:: Working data ::

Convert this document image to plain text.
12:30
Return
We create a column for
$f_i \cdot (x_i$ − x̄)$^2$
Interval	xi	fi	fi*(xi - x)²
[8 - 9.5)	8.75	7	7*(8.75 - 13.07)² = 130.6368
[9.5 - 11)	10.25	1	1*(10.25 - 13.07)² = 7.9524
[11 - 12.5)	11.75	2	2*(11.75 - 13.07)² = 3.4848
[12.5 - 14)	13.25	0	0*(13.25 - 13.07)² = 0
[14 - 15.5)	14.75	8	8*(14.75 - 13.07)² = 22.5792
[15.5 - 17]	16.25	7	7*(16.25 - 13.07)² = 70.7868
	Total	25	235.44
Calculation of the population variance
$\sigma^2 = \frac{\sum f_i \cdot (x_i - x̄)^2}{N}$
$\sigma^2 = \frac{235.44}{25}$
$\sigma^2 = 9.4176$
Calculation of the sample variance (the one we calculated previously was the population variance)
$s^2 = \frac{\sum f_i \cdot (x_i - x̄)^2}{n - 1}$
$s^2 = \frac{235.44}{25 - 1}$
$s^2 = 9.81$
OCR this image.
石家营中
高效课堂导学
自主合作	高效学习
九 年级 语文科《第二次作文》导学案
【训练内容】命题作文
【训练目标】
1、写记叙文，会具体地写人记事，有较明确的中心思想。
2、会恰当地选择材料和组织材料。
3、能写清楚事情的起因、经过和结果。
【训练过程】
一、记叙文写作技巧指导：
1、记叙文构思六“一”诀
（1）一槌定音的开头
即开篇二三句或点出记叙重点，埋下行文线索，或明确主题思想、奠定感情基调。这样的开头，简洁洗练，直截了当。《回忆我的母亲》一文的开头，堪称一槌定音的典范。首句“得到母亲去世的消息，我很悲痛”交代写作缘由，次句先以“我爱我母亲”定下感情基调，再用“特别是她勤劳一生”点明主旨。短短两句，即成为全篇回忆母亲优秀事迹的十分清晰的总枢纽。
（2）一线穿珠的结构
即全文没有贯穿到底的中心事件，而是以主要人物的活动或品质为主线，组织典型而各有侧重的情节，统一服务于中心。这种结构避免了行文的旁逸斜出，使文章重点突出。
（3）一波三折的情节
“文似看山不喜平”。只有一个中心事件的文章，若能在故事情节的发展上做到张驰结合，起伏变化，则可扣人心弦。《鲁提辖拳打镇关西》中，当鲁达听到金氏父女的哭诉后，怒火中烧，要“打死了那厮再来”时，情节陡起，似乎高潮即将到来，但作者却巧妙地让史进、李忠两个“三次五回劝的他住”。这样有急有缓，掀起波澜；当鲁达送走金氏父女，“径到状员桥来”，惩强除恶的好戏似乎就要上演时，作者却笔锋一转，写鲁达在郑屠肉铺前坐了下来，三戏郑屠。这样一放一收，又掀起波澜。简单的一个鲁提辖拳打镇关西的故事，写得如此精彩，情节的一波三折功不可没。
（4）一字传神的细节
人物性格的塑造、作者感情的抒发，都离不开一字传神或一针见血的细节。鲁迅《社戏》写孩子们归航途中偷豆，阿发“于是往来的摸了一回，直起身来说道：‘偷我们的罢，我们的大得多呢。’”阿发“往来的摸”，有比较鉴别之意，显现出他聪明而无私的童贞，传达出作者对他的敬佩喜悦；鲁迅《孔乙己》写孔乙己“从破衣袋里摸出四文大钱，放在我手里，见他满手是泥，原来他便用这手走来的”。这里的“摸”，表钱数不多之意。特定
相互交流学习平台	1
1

:::

» **Written exercise**
Scan the listing above. Collect all lines with the word "variance".

» **Output of the task**
Calculation of the population variance
Calculation of the sample variance (the one we calculated previously was the population variance)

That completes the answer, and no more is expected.